▸ **Stored data**:
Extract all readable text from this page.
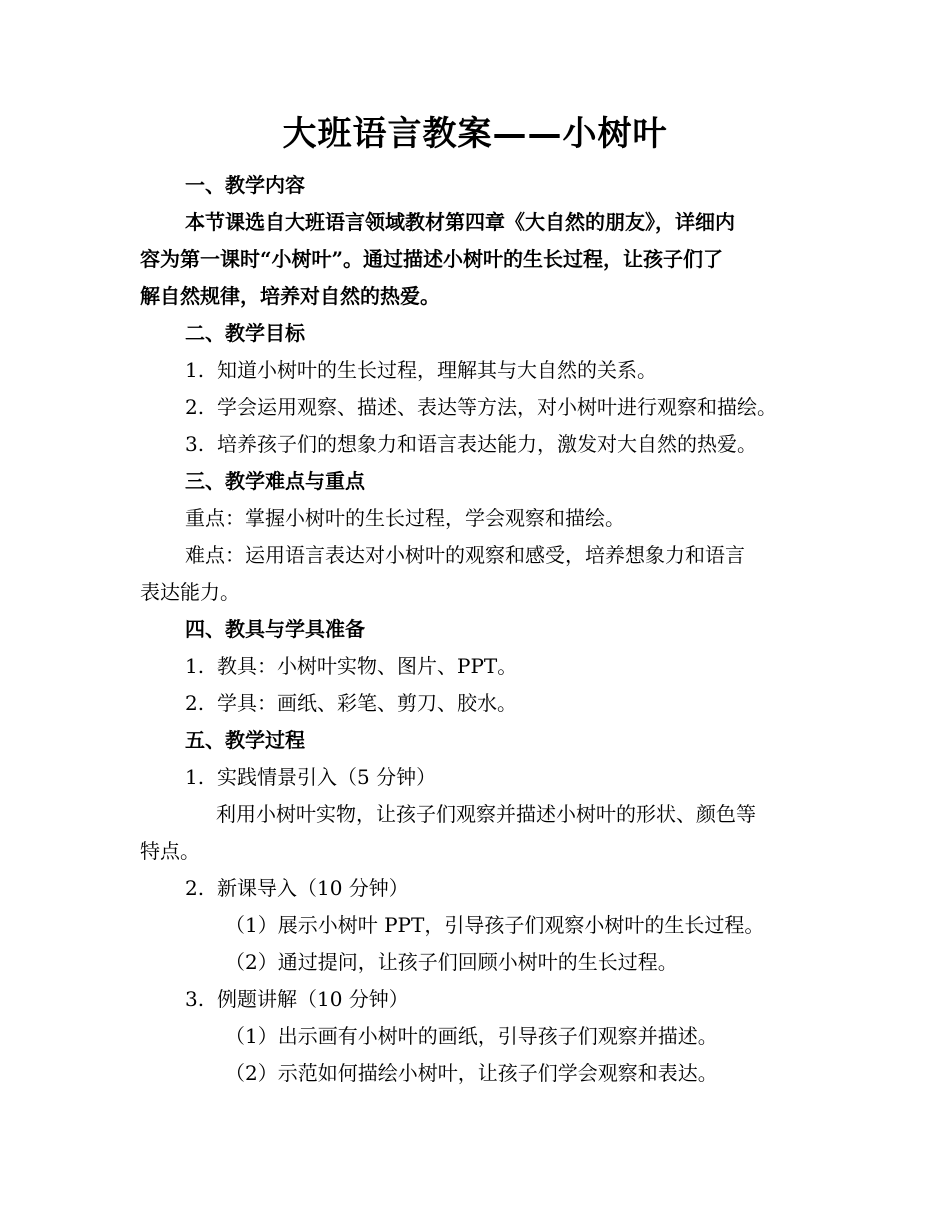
大班语言教案——小树叶
一、教学内容
本节课选自大班语言领域教材第四章《大自然的朋友》，详细内
容为第一课时“小树叶”。通过描述小树叶的生长过程，让孩子们了
解自然规律，培养对自然的热爱。
二、教学目标
1. 知道小树叶的生长过程，理解其与大自然的关系。
2. 学会运用观察、描述、表达等方法，对小树叶进行观察和描绘。
3. 培养孩子们的想象力和语言表达能力，激发对大自然的热爱。
三、教学难点与重点
重点：掌握小树叶的生长过程，学会观察和描绘。
难点：运用语言表达对小树叶的观察和感受，培养想象力和语言
表达能力。
四、教具与学具准备
1. 教具：小树叶实物、图片、PPT。
2. 学具：画纸、彩笔、剪刀、胶水。
五、教学过程
1. 实践情景引入（5 分钟）
利用小树叶实物，让孩子们观察并描述小树叶的形状、颜色等
特点。
2. 新课导入（10 分钟）
（1）展示小树叶 PPT，引导孩子们观察小树叶的生长过程。
（2）通过提问，让孩子们回顾小树叶的生长过程。
3. 例题讲解（10 分钟）
（1）出示画有小树叶的画纸，引导孩子们观察并描述。
（2）示范如何描绘小树叶，让孩子们学会观察和表达。
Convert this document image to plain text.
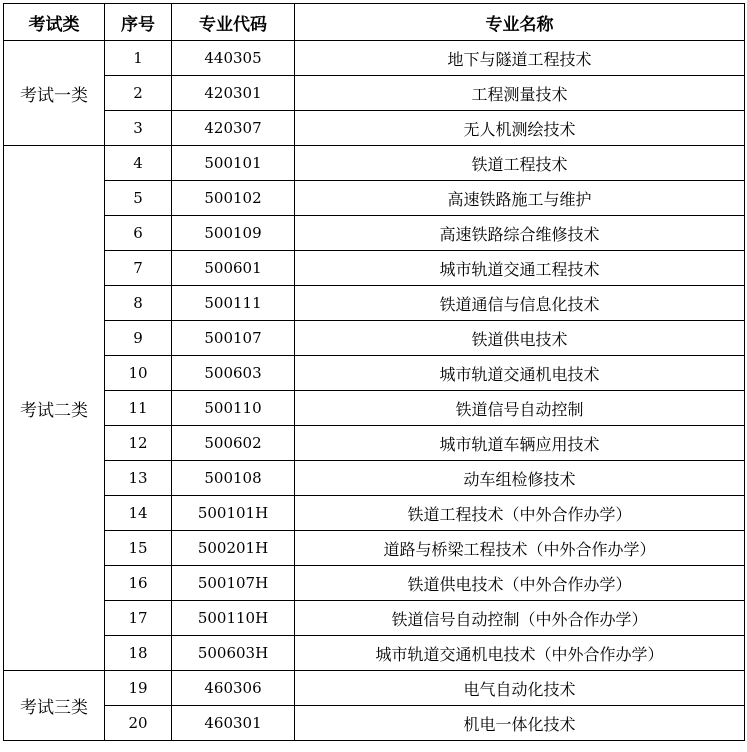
考试类	序号	专业代码	专业名称
考试一类	1	440305	地下与隧道工程技术
	2	420301	工程测量技术
	3	420307	无人机测绘技术
考试二类	4	500101	铁道工程技术
	5	500102	高速铁路施工与维护
	6	500109	高速铁路综合维修技术
	7	500601	城市轨道交通工程技术
	8	500111	铁道通信与信息化技术
	9	500107	铁道供电技术
	10	500603	城市轨道交通机电技术
	11	500110	铁道信号自动控制
	12	500602	城市轨道车辆应用技术
	13	500108	动车组检修技术
	14	500101H	铁道工程技术（中外合作办学）
	15	500201H	道路与桥梁工程技术（中外合作办学）
	16	500107H	铁道供电技术（中外合作办学）
	17	500110H	铁道信号自动控制（中外合作办学）
	18	500603H	城市轨道交通机电技术（中外合作办学）
考试三类	19	460306	电气自动化技术
	20	460301	机电一体化技术
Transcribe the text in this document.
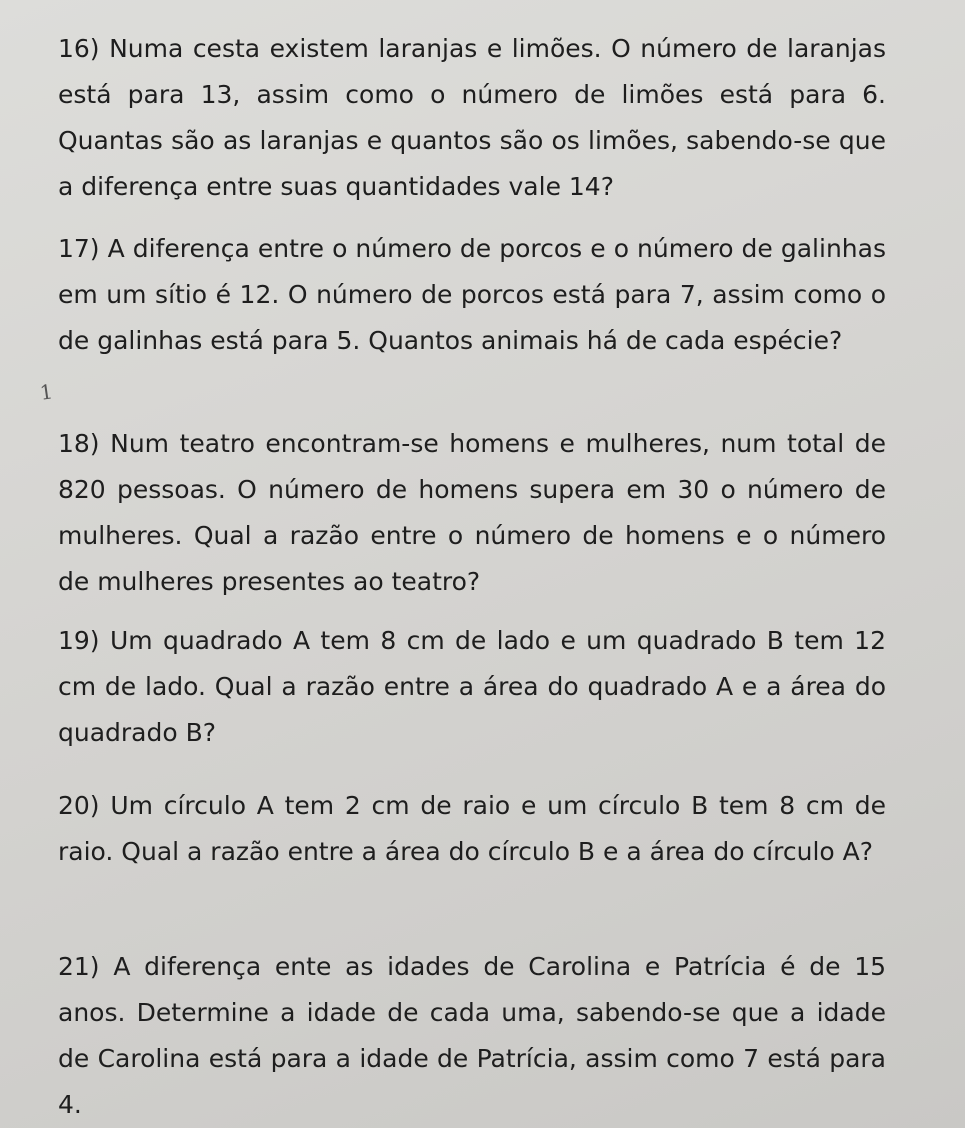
16) Numa cesta existem laranjas e limões. O número de laranjas está para 13, assim como o número de limões está para 6. Quantas são as laranjas e quantos são os limões, sabendo-se que a diferença entre suas quantidades vale 14?

17) A diferença entre o número de porcos e o número de galinhas em um sítio é 12. O número de porcos está para 7, assim como o de galinhas está para 5. Quantos animais há de cada espécie?

18) Num teatro encontram-se homens e mulheres, num total de 820 pessoas. O número de homens supera em 30 o número de mulheres. Qual a razão entre o número de homens e o número de mulheres presentes ao teatro?

19) Um quadrado A tem 8 cm de lado e um quadrado B tem 12 cm de lado. Qual a razão entre a área do quadrado A e a área do quadrado B?

20) Um círculo A tem 2 cm de raio e um círculo B tem 8 cm de raio. Qual a razão entre a área do círculo B e a área do círculo A?

21) A diferença ente as idades de Carolina e Patrícia é de 15 anos. Determine a idade de cada uma, sabendo-se que a idade de Carolina está para a idade de Patrícia, assim como 7 está para 4.

1
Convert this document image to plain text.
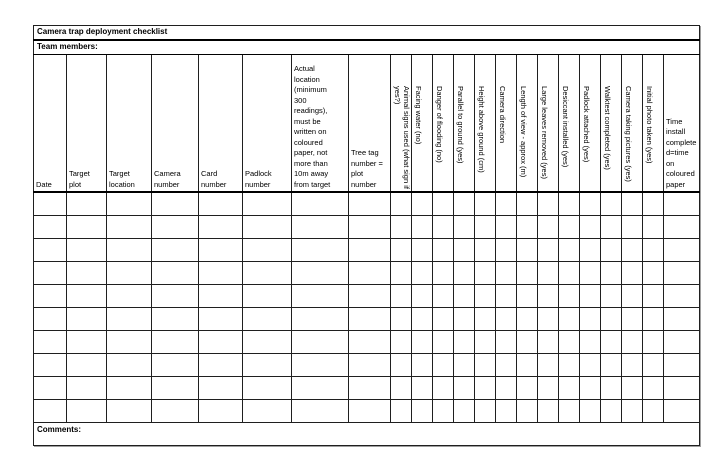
Camera trap deployment checklist																					
Team members:																					

Date	Target plot	Target location	Camera number	Card number	Padlock number	Actual location (minimum 300 readings), must be written on coloured paper, not more than 10m away from target	Tree tag number = plot number	Animal signs used (what sign if yes?)	Facing water (no)	Danger of flooding (no)	Parallel to ground (yes)	Height above ground (cm)	Camera direction	Length of view - approx (m)	Large leaves removed (yes)	Desiccant installed (yes)	Padlock attached (yes)	Walktest completed (yes)	Camera taking pictures (yes)	Initial photo taken (yes)	Time install completed=time on coloured paper

Comments:																					
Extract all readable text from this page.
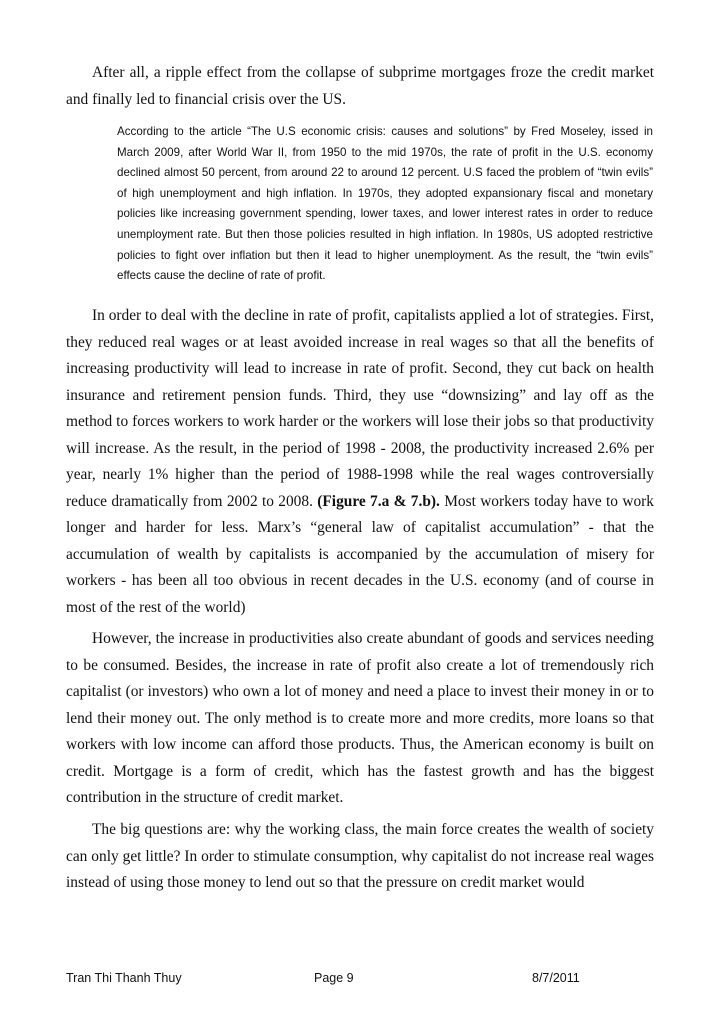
After all, a ripple effect from the collapse of subprime mortgages froze the credit market and finally led to financial crisis over the US.

According to the article “The U.S economic crisis: causes and solutions” by Fred Moseley, issed in March 2009, after World War II, from 1950 to the mid 1970s, the rate of profit in the U.S. economy declined almost 50 percent, from around 22 to around 12 percent. U.S faced the problem of “twin evils” of high unemployment and high inflation. In 1970s, they adopted expansionary fiscal and monetary policies like increasing government spending, lower taxes, and lower interest rates in order to reduce unemployment rate. But then those policies resulted in high inflation. In 1980s, US adopted restrictive policies to fight over inflation but then it lead to higher unemployment. As the result, the “twin evils” effects cause the decline of rate of profit.

In order to deal with the decline in rate of profit, capitalists applied a lot of strategies. First, they reduced real wages or at least avoided increase in real wages so that all the benefits of increasing productivity will lead to increase in rate of profit. Second, they cut back on health insurance and retirement pension funds. Third, they use “downsizing” and lay off as the method to forces workers to work harder or the workers will lose their jobs so that productivity will increase. As the result, in the period of 1998 - 2008, the productivity increased 2.6% per year, nearly 1% higher than the period of 1988-1998 while the real wages controversially reduce dramatically from 2002 to 2008. (Figure 7.a & 7.b). Most workers today have to work longer and harder for less. Marx’s “general law of capitalist accumulation” - that the accumulation of wealth by capitalists is accompanied by the accumulation of misery for workers - has been all too obvious in recent decades in the U.S. economy (and of course in most of the rest of the world)

However, the increase in productivities also create abundant of goods and services needing to be consumed. Besides, the increase in rate of profit also create a lot of tremendously rich capitalist (or investors) who own a lot of money and need a place to invest their money in or to lend their money out. The only method is to create more and more credits, more loans so that workers with low income can afford those products. Thus, the American economy is built on credit. Mortgage is a form of credit, which has the fastest growth and has the biggest contribution in the structure of credit market.

The big questions are: why the working class, the main force creates the wealth of society can only get little? In order to stimulate consumption, why capitalist do not increase real wages instead of using those money to lend out so that the pressure on credit market would

Tran Thi Thanh Thuy	Page 9	8/7/2011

▸ **Instructions to follow**:
All of the material above is to be copied exactly, except for its images.

▸ **Result for this task**:
Extract all readable text from this page.
大班语言教案——小树叶
一、教学内容
本节课选自大班语言领域教材第四章《大自然的朋友》，详细内
容为第一课时“小树叶”。通过描述小树叶的生长过程，让孩子们了
解自然规律，培养对自然的热爱。
二、教学目标
1. 知道小树叶的生长过程，理解其与大自然的关系。
2. 学会运用观察、描述、表达等方法，对小树叶进行观察和描绘。
3. 培养孩子们的想象力和语言表达能力，激发对大自然的热爱。
三、教学难点与重点
重点：掌握小树叶的生长过程，学会观察和描绘。
难点：运用语言表达对小树叶的观察和感受，培养想象力和语言
表达能力。
四、教具与学具准备
1. 教具：小树叶实物、图片、PPT。
2. 学具：画纸、彩笔、剪刀、胶水。
五、教学过程
1. 实践情景引入（5 分钟）
利用小树叶实物，让孩子们观察并描述小树叶的形状、颜色等
特点。
2. 新课导入（10 分钟）
（1）展示小树叶 PPT，引导孩子们观察小树叶的生长过程。
（2）通过提问，让孩子们回顾小树叶的生长过程。
3. 例题讲解（10 分钟）
（1）出示画有小树叶的画纸，引导孩子们观察并描述。
（2）示范如何描绘小树叶，让孩子们学会观察和表达。
Convert this document image to plain text.
考试类	序号	专业代码	专业名称
考试一类	1	440305	地下与隧道工程技术
	2	420301	工程测量技术
	3	420307	无人机测绘技术
考试二类	4	500101	铁道工程技术
	5	500102	高速铁路施工与维护
	6	500109	高速铁路综合维修技术
	7	500601	城市轨道交通工程技术
	8	500111	铁道通信与信息化技术
	9	500107	铁道供电技术
	10	500603	城市轨道交通机电技术
	11	500110	铁道信号自动控制
	12	500602	城市轨道车辆应用技术
	13	500108	动车组检修技术
	14	500101H	铁道工程技术（中外合作办学）
	15	500201H	道路与桥梁工程技术（中外合作办学）
	16	500107H	铁道供电技术（中外合作办学）
	17	500110H	铁道信号自动控制（中外合作办学）
	18	500603H	城市轨道交通机电技术（中外合作办学）
考试三类	19	460306	电气自动化技术
	20	460301	机电一体化技术
Transcribe the text in this document.
16) Numa cesta existem laranjas e limões. O número de laranjas está para 13, assim como o número de limões está para 6. Quantas são as laranjas e quantos são os limões, sabendo-se que a diferença entre suas quantidades vale 14?

17) A diferença entre o número de porcos e o número de galinhas em um sítio é 12. O número de porcos está para 7, assim como o de galinhas está para 5. Quantos animais há de cada espécie?

18) Num teatro encontram-se homens e mulheres, num total de 820 pessoas. O número de homens supera em 30 o número de mulheres. Qual a razão entre o número de homens e o número de mulheres presentes ao teatro?

19) Um quadrado A tem 8 cm de lado e um quadrado B tem 12 cm de lado. Qual a razão entre a área do quadrado A e a área do quadrado B?

20) Um círculo A tem 2 cm de raio e um círculo B tem 8 cm de raio. Qual a razão entre a área do círculo B e a área do círculo A?

21) A diferença ente as idades de Carolina e Patrícia é de 15 anos. Determine a idade de cada uma, sabendo-se que a idade de Carolina está para a idade de Patrícia, assim como 7 está para 4.

1
Convert this document image to plain text.
Camera trap deployment checklist																					
Team members:																					

Date	Target plot	Target location	Camera number	Card number	Padlock number	Actual location (minimum 300 readings), must be written on coloured paper, not more than 10m away from target	Tree tag number = plot number	Animal signs used (what sign if yes?)	Facing water (no)	Danger of flooding (no)	Parallel to ground (yes)	Height above ground (cm)	Camera direction	Length of view - approx (m)	Large leaves removed (yes)	Desiccant installed (yes)	Padlock attached (yes)	Walktest completed (yes)	Camera taking pictures (yes)	Initial photo taken (yes)	Time install completed=time on coloured paper

Comments:																					
Extract all readable text from this page.
After all, a ripple effect from the collapse of subprime mortgages froze the credit market and finally led to financial crisis over the US.

According to the article “The U.S economic crisis: causes and solutions” by Fred Moseley, issed in March 2009, after World War II, from 1950 to the mid 1970s, the rate of profit in the U.S. economy declined almost 50 percent, from around 22 to around 12 percent. U.S faced the problem of “twin evils” of high unemployment and high inflation. In 1970s, they adopted expansionary fiscal and monetary policies like increasing government spending, lower taxes, and lower interest rates in order to reduce unemployment rate. But then those policies resulted in high inflation. In 1980s, US adopted restrictive policies to fight over inflation but then it lead to higher unemployment. As the result, the “twin evils” effects cause the decline of rate of profit.

In order to deal with the decline in rate of profit, capitalists applied a lot of strategies. First, they reduced real wages or at least avoided increase in real wages so that all the benefits of increasing productivity will lead to increase in rate of profit. Second, they cut back on health insurance and retirement pension funds. Third, they use “downsizing” and lay off as the method to forces workers to work harder or the workers will lose their jobs so that productivity will increase. As the result, in the period of 1998 - 2008, the productivity increased 2.6% per year, nearly 1% higher than the period of 1988-1998 while the real wages controversially reduce dramatically from 2002 to 2008. (Figure 7.a & 7.b). Most workers today have to work longer and harder for less. Marx’s “general law of capitalist accumulation” - that the accumulation of wealth by capitalists is accompanied by the accumulation of misery for workers - has been all too obvious in recent decades in the U.S. economy (and of course in most of the rest of the world)

However, the increase in productivities also create abundant of goods and services needing to be consumed. Besides, the increase in rate of profit also create a lot of tremendously rich capitalist (or investors) who own a lot of money and need a place to invest their money in or to lend their money out. The only method is to create more and more credits, more loans so that workers with low income can afford those products. Thus, the American economy is built on credit. Mortgage is a form of credit, which has the fastest growth and has the biggest contribution in the structure of credit market.

The big questions are: why the working class, the main force creates the wealth of society can only get little? In order to stimulate consumption, why capitalist do not increase real wages instead of using those money to lend out so that the pressure on credit market would

Tran Thi Thanh Thuy	Page 9	8/7/2011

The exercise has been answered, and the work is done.